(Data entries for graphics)

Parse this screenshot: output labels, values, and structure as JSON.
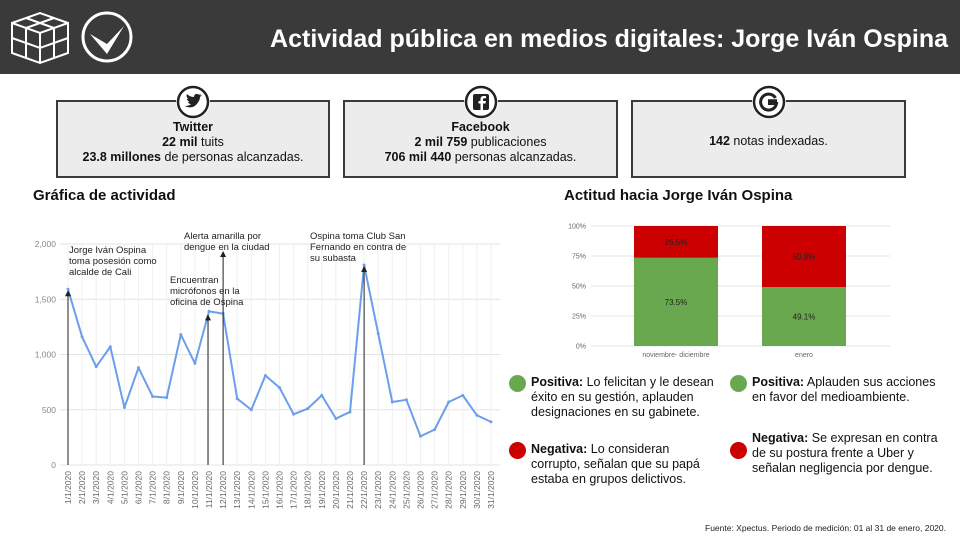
{
  "header": {
    "title": "Actividad pública en medios digitales: Jorge Iván Ospina"
  },
  "stats": {
    "twitter": {
      "name": "Twitter",
      "line1_bold": "22 mil",
      "line1_rest": " tuits",
      "line2_bold": "23.8 millones",
      "line2_rest": " de personas alcanzadas."
    },
    "facebook": {
      "name": "Facebook",
      "line1_bold": "2 mil 759",
      "line1_rest": " publicaciones",
      "line2_bold": "706 mil 440",
      "line2_rest": " personas alcanzadas."
    },
    "google": {
      "line1_bold": "142",
      "line1_rest": " notas indexadas."
    }
  },
  "sections": {
    "activity_title": "Gráfica de actividad",
    "attitude_title": "Actitud hacia Jorge Iván Ospina"
  },
  "legend": {
    "positive1_label": "Positiva:",
    "positive1_text": " Lo felicitan y le desean éxito en su gestión, aplauden designaciones en su gabinete.",
    "negative1_label": "Negativa:",
    "negative1_text": " Lo consideran corrupto, señalan que su papá estaba en grupos delictivos.",
    "positive2_label": "Positiva:",
    "positive2_text": "  Aplauden sus acciones en favor del medioambiente.",
    "negative2_label": "Negativa:",
    "negative2_text": " Se expresan en contra de su postura frente a Uber y señalan negligencia por dengue."
  },
  "footer": {
    "source": "Fuente: Xpectus. Periodo de medición:  01 al 31 de enero, 2020."
  },
  "colors": {
    "positive": "#6aa84f",
    "negative": "#cc0000",
    "line": "#6d9eeb",
    "header": "#3a3a3a"
  },
  "chart_data": [
    {
      "type": "line",
      "x": [
        "1/1/2020",
        "2/1/2020",
        "3/1/2020",
        "4/1/2020",
        "5/1/2020",
        "6/1/2020",
        "7/1/2020",
        "8/1/2020",
        "9/1/2020",
        "10/1/2020",
        "11/1/2020",
        "12/1/2020",
        "13/1/2020",
        "14/1/2020",
        "15/1/2020",
        "16/1/2020",
        "17/1/2020",
        "18/1/2020",
        "19/1/2020",
        "20/1/2020",
        "21/1/2020",
        "22/1/2020",
        "23/1/2020",
        "24/1/2020",
        "25/1/2020",
        "26/1/2020",
        "27/1/2020",
        "28/1/2020",
        "29/1/2020",
        "30/1/2020",
        "31/1/2020"
      ],
      "values": [
        1590,
        1160,
        890,
        1070,
        520,
        880,
        620,
        610,
        1180,
        920,
        1390,
        1370,
        600,
        500,
        810,
        700,
        460,
        510,
        630,
        420,
        480,
        1810,
        1190,
        570,
        590,
        260,
        320,
        570,
        630,
        450,
        390
      ],
      "yticks": [
        "0",
        "500",
        "1,000",
        "1,500",
        "2,000"
      ],
      "ylim": [
        0,
        2000
      ],
      "grid": true,
      "annotations": [
        {
          "text": [
            "Jorge Iván Ospina",
            "toma posesión como",
            "alcalde de Cali"
          ],
          "x_index": 0
        },
        {
          "text": [
            "Encuentran",
            "micrófonos en la",
            "oficina de Ospina"
          ],
          "x_index": 10
        },
        {
          "text": [
            "Alerta amarilla por",
            "dengue en la ciudad"
          ],
          "x_index": 11
        },
        {
          "text": [
            "Ospina toma Club San",
            "Fernando  en contra de",
            "su subasta"
          ],
          "x_index": 21
        }
      ]
    },
    {
      "type": "bar",
      "stacked": true,
      "categories": [
        "noviembre- diciembre",
        "enero"
      ],
      "series": [
        {
          "name": "Positiva",
          "values": [
            73.5,
            49.1
          ],
          "labels": [
            "73.5%",
            "49.1%"
          ]
        },
        {
          "name": "Negativa",
          "values": [
            26.5,
            50.9
          ],
          "labels": [
            "26.5%",
            "50.9%"
          ]
        }
      ],
      "yticks": [
        "0%",
        "25%",
        "50%",
        "75%",
        "100%"
      ],
      "ylim": [
        0,
        100
      ]
    }
  ]
}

__TASK TO COMPLETE__: Restate each entry word for word, please, but drop any images it holds.

__ANSWER TO THIS PROBLEM__:
Parse this screenshot: output labels, values, and structure as JSON.
{
  "header": {
    "title": "Actividad pública en medios digitales: Jorge Iván Ospina"
  },
  "stats": {
    "twitter": {
      "name": "Twitter",
      "line1_bold": "22 mil",
      "line1_rest": " tuits",
      "line2_bold": "23.8 millones",
      "line2_rest": " de personas alcanzadas."
    },
    "facebook": {
      "name": "Facebook",
      "line1_bold": "2 mil 759",
      "line1_rest": " publicaciones",
      "line2_bold": "706 mil 440",
      "line2_rest": " personas alcanzadas."
    },
    "google": {
      "line1_bold": "142",
      "line1_rest": " notas indexadas."
    }
  },
  "sections": {
    "activity_title": "Gráfica de actividad",
    "attitude_title": "Actitud hacia Jorge Iván Ospina"
  },
  "legend": {
    "positive1_label": "Positiva:",
    "positive1_text": " Lo felicitan y le desean éxito en su gestión, aplauden designaciones en su gabinete.",
    "negative1_label": "Negativa:",
    "negative1_text": " Lo consideran corrupto, señalan que su papá estaba en grupos delictivos.",
    "positive2_label": "Positiva:",
    "positive2_text": "  Aplauden sus acciones en favor del medioambiente.",
    "negative2_label": "Negativa:",
    "negative2_text": " Se expresan en contra de su postura frente a Uber y señalan negligencia por dengue."
  },
  "footer": {
    "source": "Fuente: Xpectus. Periodo de medición:  01 al 31 de enero, 2020."
  },
  "colors": {
    "positive": "#6aa84f",
    "negative": "#cc0000",
    "line": "#6d9eeb",
    "header": "#3a3a3a"
  },
  "chart_data": [
    {
      "type": "line",
      "x": [
        "1/1/2020",
        "2/1/2020",
        "3/1/2020",
        "4/1/2020",
        "5/1/2020",
        "6/1/2020",
        "7/1/2020",
        "8/1/2020",
        "9/1/2020",
        "10/1/2020",
        "11/1/2020",
        "12/1/2020",
        "13/1/2020",
        "14/1/2020",
        "15/1/2020",
        "16/1/2020",
        "17/1/2020",
        "18/1/2020",
        "19/1/2020",
        "20/1/2020",
        "21/1/2020",
        "22/1/2020",
        "23/1/2020",
        "24/1/2020",
        "25/1/2020",
        "26/1/2020",
        "27/1/2020",
        "28/1/2020",
        "29/1/2020",
        "30/1/2020",
        "31/1/2020"
      ],
      "values": [
        1590,
        1160,
        890,
        1070,
        520,
        880,
        620,
        610,
        1180,
        920,
        1390,
        1370,
        600,
        500,
        810,
        700,
        460,
        510,
        630,
        420,
        480,
        1810,
        1190,
        570,
        590,
        260,
        320,
        570,
        630,
        450,
        390
      ],
      "yticks": [
        "0",
        "500",
        "1,000",
        "1,500",
        "2,000"
      ],
      "ylim": [
        0,
        2000
      ],
      "grid": true,
      "annotations": [
        {
          "text": [
            "Jorge Iván Ospina",
            "toma posesión como",
            "alcalde de Cali"
          ],
          "x_index": 0
        },
        {
          "text": [
            "Encuentran",
            "micrófonos en la",
            "oficina de Ospina"
          ],
          "x_index": 10
        },
        {
          "text": [
            "Alerta amarilla por",
            "dengue en la ciudad"
          ],
          "x_index": 11
        },
        {
          "text": [
            "Ospina toma Club San",
            "Fernando  en contra de",
            "su subasta"
          ],
          "x_index": 21
        }
      ]
    },
    {
      "type": "bar",
      "stacked": true,
      "categories": [
        "noviembre- diciembre",
        "enero"
      ],
      "series": [
        {
          "name": "Positiva",
          "values": [
            73.5,
            49.1
          ],
          "labels": [
            "73.5%",
            "49.1%"
          ]
        },
        {
          "name": "Negativa",
          "values": [
            26.5,
            50.9
          ],
          "labels": [
            "26.5%",
            "50.9%"
          ]
        }
      ],
      "yticks": [
        "0%",
        "25%",
        "50%",
        "75%",
        "100%"
      ],
      "ylim": [
        0,
        100
      ]
    }
  ]
}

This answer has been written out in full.